** START Records supplied **

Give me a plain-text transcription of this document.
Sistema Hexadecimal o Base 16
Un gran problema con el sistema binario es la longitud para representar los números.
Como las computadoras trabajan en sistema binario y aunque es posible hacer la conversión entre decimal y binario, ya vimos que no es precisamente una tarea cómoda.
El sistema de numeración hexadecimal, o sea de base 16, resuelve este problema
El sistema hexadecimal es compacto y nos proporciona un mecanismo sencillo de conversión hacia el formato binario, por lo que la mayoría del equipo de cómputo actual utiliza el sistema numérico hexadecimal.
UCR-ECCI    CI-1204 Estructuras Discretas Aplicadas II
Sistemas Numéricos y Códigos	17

** END Records supplied **

- [Your task]: Using the data above, output each line exactly.

- [Written answer]:
Give me a plain-text transcription of this document.
Sistema Hexadecimal o Base 16
Un gran problema con el sistema binario es la longitud para representar los números.
Como las computadoras trabajan en sistema binario y aunque es posible hacer la conversión entre decimal y binario, ya vimos que no es precisamente una tarea cómoda.
El sistema de numeración hexadecimal, o sea de base 16, resuelve este problema
El sistema hexadecimal es compacto y nos proporciona un mecanismo sencillo de conversión hacia el formato binario, por lo que la mayoría del equipo de cómputo actual utiliza el sistema numérico hexadecimal.
UCR-ECCI    CI-1204 Estructuras Discretas Aplicadas II
Sistemas Numéricos y Códigos	17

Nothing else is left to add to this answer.